→ What the exercise asks: Will you give the material below again, every line exactly as it is?

start Recorded information

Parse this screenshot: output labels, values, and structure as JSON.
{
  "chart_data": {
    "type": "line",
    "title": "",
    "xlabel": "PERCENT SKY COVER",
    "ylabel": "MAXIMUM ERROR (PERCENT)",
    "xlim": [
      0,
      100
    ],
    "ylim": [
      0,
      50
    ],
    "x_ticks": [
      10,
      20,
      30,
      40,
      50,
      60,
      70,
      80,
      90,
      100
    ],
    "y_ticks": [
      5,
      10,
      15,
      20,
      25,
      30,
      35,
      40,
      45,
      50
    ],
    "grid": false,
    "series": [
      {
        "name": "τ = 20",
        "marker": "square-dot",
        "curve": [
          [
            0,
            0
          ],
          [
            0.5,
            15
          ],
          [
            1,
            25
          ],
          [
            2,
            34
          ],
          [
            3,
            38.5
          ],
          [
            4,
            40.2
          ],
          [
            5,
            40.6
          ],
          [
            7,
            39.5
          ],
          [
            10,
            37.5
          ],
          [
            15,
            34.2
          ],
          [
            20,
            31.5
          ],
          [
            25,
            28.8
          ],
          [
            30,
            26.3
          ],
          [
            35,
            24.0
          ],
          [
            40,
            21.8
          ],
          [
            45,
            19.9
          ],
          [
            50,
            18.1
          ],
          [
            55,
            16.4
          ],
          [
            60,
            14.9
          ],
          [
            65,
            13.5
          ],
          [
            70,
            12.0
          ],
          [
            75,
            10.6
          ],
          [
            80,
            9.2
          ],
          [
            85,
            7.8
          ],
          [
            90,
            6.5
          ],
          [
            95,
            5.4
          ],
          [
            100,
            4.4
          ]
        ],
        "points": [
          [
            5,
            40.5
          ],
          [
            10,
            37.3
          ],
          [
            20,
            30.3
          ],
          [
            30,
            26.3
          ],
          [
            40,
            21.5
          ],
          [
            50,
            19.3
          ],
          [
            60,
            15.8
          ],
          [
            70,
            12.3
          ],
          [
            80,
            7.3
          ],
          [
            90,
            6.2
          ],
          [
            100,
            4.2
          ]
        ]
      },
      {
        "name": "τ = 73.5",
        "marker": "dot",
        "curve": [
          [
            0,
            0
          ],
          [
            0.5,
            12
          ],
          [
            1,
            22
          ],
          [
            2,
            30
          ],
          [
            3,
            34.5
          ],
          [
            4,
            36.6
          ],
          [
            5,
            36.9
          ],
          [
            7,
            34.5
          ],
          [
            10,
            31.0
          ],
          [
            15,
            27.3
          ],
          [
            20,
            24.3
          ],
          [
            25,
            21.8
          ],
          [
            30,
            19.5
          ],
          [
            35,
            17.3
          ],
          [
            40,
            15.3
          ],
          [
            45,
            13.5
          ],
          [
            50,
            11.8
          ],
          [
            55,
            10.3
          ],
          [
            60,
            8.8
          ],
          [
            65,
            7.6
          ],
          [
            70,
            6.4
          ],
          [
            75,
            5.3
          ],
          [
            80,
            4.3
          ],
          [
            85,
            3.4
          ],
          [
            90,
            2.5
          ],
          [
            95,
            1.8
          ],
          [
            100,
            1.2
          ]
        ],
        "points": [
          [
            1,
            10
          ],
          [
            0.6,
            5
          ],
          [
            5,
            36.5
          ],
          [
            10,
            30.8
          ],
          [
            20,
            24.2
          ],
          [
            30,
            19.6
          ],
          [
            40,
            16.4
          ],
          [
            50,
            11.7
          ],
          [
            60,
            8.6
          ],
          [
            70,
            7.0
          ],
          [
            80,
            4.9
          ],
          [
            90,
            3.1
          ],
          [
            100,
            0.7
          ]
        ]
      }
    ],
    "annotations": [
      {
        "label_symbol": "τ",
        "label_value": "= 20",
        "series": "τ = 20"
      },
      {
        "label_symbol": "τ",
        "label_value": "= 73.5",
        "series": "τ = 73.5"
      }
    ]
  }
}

end Recorded information

→ Finished exercise:
Parse this screenshot: output labels, values, and structure as JSON.
{
  "chart_data": {
    "type": "line",
    "title": "",
    "xlabel": "PERCENT SKY COVER",
    "ylabel": "MAXIMUM ERROR (PERCENT)",
    "xlim": [
      0,
      100
    ],
    "ylim": [
      0,
      50
    ],
    "x_ticks": [
      10,
      20,
      30,
      40,
      50,
      60,
      70,
      80,
      90,
      100
    ],
    "y_ticks": [
      5,
      10,
      15,
      20,
      25,
      30,
      35,
      40,
      45,
      50
    ],
    "grid": false,
    "series": [
      {
        "name": "τ = 20",
        "marker": "square-dot",
        "curve": [
          [
            0,
            0
          ],
          [
            0.5,
            15
          ],
          [
            1,
            25
          ],
          [
            2,
            34
          ],
          [
            3,
            38.5
          ],
          [
            4,
            40.2
          ],
          [
            5,
            40.6
          ],
          [
            7,
            39.5
          ],
          [
            10,
            37.5
          ],
          [
            15,
            34.2
          ],
          [
            20,
            31.5
          ],
          [
            25,
            28.8
          ],
          [
            30,
            26.3
          ],
          [
            35,
            24.0
          ],
          [
            40,
            21.8
          ],
          [
            45,
            19.9
          ],
          [
            50,
            18.1
          ],
          [
            55,
            16.4
          ],
          [
            60,
            14.9
          ],
          [
            65,
            13.5
          ],
          [
            70,
            12.0
          ],
          [
            75,
            10.6
          ],
          [
            80,
            9.2
          ],
          [
            85,
            7.8
          ],
          [
            90,
            6.5
          ],
          [
            95,
            5.4
          ],
          [
            100,
            4.4
          ]
        ],
        "points": [
          [
            5,
            40.5
          ],
          [
            10,
            37.3
          ],
          [
            20,
            30.3
          ],
          [
            30,
            26.3
          ],
          [
            40,
            21.5
          ],
          [
            50,
            19.3
          ],
          [
            60,
            15.8
          ],
          [
            70,
            12.3
          ],
          [
            80,
            7.3
          ],
          [
            90,
            6.2
          ],
          [
            100,
            4.2
          ]
        ]
      },
      {
        "name": "τ = 73.5",
        "marker": "dot",
        "curve": [
          [
            0,
            0
          ],
          [
            0.5,
            12
          ],
          [
            1,
            22
          ],
          [
            2,
            30
          ],
          [
            3,
            34.5
          ],
          [
            4,
            36.6
          ],
          [
            5,
            36.9
          ],
          [
            7,
            34.5
          ],
          [
            10,
            31.0
          ],
          [
            15,
            27.3
          ],
          [
            20,
            24.3
          ],
          [
            25,
            21.8
          ],
          [
            30,
            19.5
          ],
          [
            35,
            17.3
          ],
          [
            40,
            15.3
          ],
          [
            45,
            13.5
          ],
          [
            50,
            11.8
          ],
          [
            55,
            10.3
          ],
          [
            60,
            8.8
          ],
          [
            65,
            7.6
          ],
          [
            70,
            6.4
          ],
          [
            75,
            5.3
          ],
          [
            80,
            4.3
          ],
          [
            85,
            3.4
          ],
          [
            90,
            2.5
          ],
          [
            95,
            1.8
          ],
          [
            100,
            1.2
          ]
        ],
        "points": [
          [
            1,
            10
          ],
          [
            0.6,
            5
          ],
          [
            5,
            36.5
          ],
          [
            10,
            30.8
          ],
          [
            20,
            24.2
          ],
          [
            30,
            19.6
          ],
          [
            40,
            16.4
          ],
          [
            50,
            11.7
          ],
          [
            60,
            8.6
          ],
          [
            70,
            7.0
          ],
          [
            80,
            4.9
          ],
          [
            90,
            3.1
          ],
          [
            100,
            0.7
          ]
        ]
      }
    ],
    "annotations": [
      {
        "label_symbol": "τ",
        "label_value": "= 20",
        "series": "τ = 20"
      },
      {
        "label_symbol": "τ",
        "label_value": "= 73.5",
        "series": "τ = 73.5"
      }
    ]
  }
}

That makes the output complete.